__AIM OF THE EXERCISE__:
Could you output each line of the data that follows exactly?

__EXCERPTED DATA__:

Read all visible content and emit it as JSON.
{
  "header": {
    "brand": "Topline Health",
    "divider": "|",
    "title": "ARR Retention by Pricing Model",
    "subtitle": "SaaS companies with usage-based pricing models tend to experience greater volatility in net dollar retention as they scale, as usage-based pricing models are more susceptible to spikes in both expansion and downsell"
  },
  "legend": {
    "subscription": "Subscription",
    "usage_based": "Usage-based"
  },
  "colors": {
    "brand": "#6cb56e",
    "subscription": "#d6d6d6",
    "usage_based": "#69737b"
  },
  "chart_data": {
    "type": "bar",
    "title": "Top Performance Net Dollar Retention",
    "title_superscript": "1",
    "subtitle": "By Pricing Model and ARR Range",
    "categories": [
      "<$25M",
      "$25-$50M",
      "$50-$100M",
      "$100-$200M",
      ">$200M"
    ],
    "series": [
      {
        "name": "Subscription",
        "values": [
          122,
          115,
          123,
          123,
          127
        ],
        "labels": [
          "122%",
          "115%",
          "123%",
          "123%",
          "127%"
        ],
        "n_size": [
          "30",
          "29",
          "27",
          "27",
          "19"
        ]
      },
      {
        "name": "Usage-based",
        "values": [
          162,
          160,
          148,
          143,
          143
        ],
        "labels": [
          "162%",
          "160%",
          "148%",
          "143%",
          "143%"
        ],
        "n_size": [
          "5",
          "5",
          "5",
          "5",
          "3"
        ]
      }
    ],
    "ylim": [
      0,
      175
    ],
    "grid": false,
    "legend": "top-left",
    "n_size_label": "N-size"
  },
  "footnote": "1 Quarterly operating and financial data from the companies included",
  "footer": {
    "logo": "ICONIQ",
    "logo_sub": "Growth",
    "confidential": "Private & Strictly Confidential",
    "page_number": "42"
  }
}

__SOLUTION__:
Read all visible content and emit it as JSON.
{
  "header": {
    "brand": "Topline Health",
    "divider": "|",
    "title": "ARR Retention by Pricing Model",
    "subtitle": "SaaS companies with usage-based pricing models tend to experience greater volatility in net dollar retention as they scale, as usage-based pricing models are more susceptible to spikes in both expansion and downsell"
  },
  "legend": {
    "subscription": "Subscription",
    "usage_based": "Usage-based"
  },
  "colors": {
    "brand": "#6cb56e",
    "subscription": "#d6d6d6",
    "usage_based": "#69737b"
  },
  "chart_data": {
    "type": "bar",
    "title": "Top Performance Net Dollar Retention",
    "title_superscript": "1",
    "subtitle": "By Pricing Model and ARR Range",
    "categories": [
      "<$25M",
      "$25-$50M",
      "$50-$100M",
      "$100-$200M",
      ">$200M"
    ],
    "series": [
      {
        "name": "Subscription",
        "values": [
          122,
          115,
          123,
          123,
          127
        ],
        "labels": [
          "122%",
          "115%",
          "123%",
          "123%",
          "127%"
        ],
        "n_size": [
          "30",
          "29",
          "27",
          "27",
          "19"
        ]
      },
      {
        "name": "Usage-based",
        "values": [
          162,
          160,
          148,
          143,
          143
        ],
        "labels": [
          "162%",
          "160%",
          "148%",
          "143%",
          "143%"
        ],
        "n_size": [
          "5",
          "5",
          "5",
          "5",
          "3"
        ]
      }
    ],
    "ylim": [
      0,
      175
    ],
    "grid": false,
    "legend": "top-left",
    "n_size_label": "N-size"
  },
  "footnote": "1 Quarterly operating and financial data from the companies included",
  "footer": {
    "logo": "ICONIQ",
    "logo_sub": "Growth",
    "confidential": "Private & Strictly Confidential",
    "page_number": "42"
  }
}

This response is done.